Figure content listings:
**********

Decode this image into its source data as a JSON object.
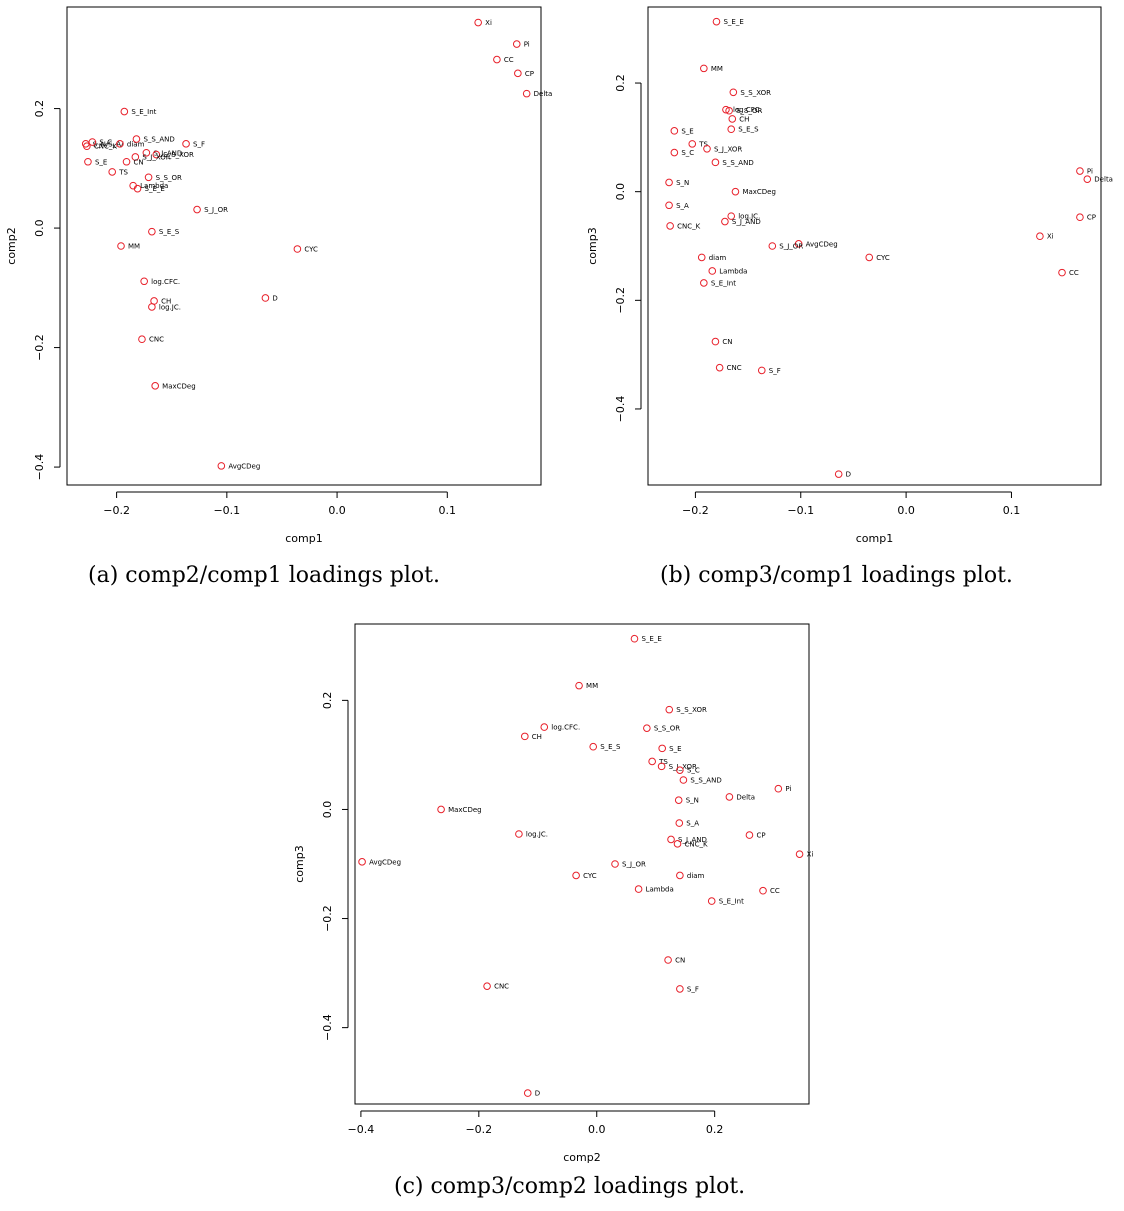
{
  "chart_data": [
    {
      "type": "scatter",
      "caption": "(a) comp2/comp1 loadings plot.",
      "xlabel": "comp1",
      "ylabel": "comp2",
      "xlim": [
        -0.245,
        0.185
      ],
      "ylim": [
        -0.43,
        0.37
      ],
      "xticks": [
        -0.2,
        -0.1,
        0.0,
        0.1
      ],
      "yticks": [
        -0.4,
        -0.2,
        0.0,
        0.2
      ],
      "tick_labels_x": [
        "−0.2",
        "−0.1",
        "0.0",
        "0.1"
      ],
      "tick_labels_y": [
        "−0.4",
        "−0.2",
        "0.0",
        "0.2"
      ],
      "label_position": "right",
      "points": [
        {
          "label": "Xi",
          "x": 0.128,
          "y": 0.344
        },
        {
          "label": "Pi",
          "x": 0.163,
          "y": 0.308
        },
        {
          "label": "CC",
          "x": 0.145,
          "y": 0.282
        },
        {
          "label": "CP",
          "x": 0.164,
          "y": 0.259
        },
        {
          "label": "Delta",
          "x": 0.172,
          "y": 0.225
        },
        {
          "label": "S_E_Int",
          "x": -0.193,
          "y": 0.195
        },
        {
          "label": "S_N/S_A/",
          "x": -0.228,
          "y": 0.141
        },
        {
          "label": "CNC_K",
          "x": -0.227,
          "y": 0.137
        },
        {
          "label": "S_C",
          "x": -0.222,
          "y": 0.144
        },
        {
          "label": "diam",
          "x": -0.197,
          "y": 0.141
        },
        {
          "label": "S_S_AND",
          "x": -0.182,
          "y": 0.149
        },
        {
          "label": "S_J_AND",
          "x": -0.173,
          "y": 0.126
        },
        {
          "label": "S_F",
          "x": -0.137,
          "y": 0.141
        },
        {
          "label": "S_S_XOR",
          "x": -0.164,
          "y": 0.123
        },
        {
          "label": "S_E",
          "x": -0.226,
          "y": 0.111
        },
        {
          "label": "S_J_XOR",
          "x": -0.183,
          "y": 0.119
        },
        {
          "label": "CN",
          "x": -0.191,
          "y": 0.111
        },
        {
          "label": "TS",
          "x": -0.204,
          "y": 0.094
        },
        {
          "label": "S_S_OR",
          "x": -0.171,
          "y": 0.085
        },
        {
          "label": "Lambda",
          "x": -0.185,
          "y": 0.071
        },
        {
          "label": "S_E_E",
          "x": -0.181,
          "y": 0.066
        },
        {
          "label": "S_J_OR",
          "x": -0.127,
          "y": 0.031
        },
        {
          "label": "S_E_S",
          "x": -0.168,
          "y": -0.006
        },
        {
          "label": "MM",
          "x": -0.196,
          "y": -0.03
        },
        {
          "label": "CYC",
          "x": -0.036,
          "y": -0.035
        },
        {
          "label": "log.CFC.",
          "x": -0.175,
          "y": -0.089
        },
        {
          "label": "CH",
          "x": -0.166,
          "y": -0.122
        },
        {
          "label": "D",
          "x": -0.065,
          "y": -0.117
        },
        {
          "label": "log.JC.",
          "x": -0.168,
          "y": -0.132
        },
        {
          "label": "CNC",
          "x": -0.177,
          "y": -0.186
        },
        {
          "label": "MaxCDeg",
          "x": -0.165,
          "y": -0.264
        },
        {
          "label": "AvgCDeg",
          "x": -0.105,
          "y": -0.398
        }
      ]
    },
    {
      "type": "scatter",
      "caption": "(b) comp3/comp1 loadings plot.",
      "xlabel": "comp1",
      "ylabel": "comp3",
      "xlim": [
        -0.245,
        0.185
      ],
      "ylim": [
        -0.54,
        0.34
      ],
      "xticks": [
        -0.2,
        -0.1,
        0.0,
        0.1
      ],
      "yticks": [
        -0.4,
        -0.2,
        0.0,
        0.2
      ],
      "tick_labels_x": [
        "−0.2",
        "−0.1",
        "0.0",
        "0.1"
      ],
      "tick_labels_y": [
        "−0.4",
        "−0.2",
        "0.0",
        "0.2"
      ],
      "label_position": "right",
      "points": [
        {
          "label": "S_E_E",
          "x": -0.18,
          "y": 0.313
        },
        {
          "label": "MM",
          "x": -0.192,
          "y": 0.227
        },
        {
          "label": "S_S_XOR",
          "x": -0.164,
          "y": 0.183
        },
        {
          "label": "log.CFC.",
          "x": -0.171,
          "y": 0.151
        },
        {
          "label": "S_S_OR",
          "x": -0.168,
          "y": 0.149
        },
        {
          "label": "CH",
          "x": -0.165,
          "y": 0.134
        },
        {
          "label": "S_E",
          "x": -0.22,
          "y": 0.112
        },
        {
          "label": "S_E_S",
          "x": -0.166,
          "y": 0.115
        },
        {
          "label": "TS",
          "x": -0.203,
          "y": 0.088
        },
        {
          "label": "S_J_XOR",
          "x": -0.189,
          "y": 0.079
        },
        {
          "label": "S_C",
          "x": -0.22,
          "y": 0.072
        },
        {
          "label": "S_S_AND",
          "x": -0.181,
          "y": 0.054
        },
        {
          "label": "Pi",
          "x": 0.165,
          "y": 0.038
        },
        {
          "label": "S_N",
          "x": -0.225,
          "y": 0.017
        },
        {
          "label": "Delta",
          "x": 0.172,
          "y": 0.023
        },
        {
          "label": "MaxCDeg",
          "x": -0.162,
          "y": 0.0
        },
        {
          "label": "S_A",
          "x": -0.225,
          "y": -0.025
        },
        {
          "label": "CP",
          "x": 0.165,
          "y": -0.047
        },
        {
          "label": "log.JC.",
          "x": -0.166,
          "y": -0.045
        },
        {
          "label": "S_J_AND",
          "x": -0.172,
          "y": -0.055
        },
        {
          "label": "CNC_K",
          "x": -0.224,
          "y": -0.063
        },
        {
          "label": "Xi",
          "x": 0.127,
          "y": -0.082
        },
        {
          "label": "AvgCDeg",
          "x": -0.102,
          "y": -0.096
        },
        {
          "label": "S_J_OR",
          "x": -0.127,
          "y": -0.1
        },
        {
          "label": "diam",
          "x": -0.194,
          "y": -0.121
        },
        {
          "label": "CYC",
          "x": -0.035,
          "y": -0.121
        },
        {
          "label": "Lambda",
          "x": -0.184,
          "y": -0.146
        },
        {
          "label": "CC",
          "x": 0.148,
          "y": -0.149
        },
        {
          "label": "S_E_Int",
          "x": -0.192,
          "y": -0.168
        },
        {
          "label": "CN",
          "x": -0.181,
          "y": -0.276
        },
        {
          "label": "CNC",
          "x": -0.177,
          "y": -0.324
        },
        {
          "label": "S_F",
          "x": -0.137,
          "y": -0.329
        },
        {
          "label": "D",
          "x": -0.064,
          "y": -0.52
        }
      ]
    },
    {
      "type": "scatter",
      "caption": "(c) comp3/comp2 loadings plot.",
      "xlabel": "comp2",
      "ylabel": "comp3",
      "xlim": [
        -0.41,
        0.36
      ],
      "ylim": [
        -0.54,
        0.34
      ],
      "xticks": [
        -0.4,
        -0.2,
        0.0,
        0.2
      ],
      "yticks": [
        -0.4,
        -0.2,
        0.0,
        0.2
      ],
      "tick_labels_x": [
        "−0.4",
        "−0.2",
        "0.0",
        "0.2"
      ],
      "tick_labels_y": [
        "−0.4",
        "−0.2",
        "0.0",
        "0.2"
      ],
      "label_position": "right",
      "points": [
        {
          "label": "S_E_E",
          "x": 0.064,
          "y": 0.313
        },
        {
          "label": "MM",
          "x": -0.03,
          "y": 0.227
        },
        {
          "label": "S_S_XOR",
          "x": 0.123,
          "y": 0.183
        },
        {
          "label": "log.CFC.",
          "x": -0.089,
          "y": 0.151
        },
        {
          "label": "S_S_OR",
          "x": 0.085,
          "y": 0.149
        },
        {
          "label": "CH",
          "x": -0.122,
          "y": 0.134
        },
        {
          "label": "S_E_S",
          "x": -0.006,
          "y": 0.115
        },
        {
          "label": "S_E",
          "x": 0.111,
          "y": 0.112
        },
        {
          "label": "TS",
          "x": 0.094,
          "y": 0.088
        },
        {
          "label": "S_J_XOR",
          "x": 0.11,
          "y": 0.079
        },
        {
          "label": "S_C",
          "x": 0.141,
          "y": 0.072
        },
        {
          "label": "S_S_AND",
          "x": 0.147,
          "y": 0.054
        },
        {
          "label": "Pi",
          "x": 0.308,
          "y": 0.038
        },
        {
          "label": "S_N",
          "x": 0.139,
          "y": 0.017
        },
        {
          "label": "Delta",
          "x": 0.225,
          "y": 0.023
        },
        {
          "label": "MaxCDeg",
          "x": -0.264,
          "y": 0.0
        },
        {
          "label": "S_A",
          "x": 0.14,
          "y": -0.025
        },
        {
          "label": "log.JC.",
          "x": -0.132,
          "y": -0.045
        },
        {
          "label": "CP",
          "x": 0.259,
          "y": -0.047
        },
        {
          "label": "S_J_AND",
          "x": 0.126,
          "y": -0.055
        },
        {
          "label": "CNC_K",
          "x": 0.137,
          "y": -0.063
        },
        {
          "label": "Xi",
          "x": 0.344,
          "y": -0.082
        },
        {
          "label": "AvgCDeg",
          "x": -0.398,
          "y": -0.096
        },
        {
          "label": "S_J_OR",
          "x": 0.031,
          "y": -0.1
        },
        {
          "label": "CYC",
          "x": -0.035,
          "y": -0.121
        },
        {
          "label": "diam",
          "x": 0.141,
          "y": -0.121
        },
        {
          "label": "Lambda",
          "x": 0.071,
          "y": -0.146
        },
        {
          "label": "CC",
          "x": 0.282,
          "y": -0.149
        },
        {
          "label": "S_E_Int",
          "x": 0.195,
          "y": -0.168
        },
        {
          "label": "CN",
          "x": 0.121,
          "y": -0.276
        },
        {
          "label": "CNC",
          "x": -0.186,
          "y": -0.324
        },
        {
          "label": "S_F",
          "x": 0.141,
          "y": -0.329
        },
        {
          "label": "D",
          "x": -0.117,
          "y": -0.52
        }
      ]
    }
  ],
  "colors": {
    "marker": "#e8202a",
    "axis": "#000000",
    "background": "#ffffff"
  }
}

**********

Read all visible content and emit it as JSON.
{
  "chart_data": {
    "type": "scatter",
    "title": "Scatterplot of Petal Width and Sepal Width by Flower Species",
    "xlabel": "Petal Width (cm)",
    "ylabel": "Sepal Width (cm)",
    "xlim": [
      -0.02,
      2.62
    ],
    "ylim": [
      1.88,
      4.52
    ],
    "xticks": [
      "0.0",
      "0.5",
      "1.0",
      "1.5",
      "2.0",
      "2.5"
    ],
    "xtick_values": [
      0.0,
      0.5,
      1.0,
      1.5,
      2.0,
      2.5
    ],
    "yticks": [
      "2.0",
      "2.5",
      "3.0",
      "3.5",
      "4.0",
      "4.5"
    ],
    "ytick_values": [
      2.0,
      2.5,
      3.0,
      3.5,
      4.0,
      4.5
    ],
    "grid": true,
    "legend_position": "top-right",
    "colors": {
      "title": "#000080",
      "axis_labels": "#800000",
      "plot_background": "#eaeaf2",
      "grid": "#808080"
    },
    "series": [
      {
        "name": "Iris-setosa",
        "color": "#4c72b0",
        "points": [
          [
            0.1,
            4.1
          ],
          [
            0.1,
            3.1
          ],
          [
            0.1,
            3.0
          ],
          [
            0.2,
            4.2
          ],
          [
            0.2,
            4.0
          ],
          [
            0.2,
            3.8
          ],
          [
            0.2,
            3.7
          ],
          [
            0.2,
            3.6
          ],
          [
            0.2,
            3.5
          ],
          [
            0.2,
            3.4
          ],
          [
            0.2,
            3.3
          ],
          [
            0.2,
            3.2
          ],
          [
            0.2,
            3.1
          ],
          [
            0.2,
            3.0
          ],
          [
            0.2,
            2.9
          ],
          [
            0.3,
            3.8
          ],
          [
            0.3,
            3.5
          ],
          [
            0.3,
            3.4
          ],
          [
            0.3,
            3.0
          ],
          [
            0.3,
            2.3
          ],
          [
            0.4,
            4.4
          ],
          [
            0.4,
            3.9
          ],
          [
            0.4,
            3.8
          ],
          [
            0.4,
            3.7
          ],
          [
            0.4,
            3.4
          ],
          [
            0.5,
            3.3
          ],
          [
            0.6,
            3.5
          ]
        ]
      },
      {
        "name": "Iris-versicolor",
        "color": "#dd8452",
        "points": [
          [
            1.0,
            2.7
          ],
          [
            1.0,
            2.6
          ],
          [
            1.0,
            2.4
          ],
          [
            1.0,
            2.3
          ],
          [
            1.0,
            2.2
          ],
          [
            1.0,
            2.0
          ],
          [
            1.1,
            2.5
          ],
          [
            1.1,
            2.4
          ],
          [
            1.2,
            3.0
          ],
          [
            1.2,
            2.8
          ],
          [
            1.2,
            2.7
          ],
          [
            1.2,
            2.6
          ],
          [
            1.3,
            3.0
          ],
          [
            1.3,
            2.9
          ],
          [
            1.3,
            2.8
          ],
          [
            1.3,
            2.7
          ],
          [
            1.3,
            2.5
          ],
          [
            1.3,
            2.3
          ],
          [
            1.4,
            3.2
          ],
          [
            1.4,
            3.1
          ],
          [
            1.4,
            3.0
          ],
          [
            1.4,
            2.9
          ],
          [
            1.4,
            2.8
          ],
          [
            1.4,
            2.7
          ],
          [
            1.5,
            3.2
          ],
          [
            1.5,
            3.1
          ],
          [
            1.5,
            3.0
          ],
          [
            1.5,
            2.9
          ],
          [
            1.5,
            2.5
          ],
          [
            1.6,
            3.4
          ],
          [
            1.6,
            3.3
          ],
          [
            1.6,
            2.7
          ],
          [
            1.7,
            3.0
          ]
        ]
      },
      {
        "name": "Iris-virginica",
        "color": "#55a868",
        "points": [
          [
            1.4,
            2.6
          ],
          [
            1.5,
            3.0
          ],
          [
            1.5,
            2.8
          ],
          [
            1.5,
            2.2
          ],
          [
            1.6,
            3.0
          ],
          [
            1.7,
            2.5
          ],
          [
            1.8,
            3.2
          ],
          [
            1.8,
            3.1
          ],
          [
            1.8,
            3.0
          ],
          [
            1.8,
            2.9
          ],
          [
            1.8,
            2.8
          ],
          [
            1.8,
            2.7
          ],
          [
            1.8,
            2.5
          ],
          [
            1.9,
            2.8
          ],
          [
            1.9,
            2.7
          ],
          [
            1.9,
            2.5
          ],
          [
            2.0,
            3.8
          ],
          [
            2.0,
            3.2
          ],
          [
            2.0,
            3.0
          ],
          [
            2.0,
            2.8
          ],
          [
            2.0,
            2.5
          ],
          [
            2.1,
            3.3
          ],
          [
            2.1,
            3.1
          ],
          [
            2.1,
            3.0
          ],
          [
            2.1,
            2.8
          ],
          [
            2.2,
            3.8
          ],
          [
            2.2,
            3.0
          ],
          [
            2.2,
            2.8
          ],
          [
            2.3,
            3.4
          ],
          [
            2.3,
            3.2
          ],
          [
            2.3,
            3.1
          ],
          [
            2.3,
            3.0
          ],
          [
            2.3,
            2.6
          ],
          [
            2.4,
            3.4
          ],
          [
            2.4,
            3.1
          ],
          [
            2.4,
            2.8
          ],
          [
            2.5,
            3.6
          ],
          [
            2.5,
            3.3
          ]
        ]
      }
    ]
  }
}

**********

Which lines above hold the word "Petal"? Copy each of them.

    "title": "Scatterplot of Petal Width and Sepal Width by Flower Species",
    "xlabel": "Petal Width (cm)",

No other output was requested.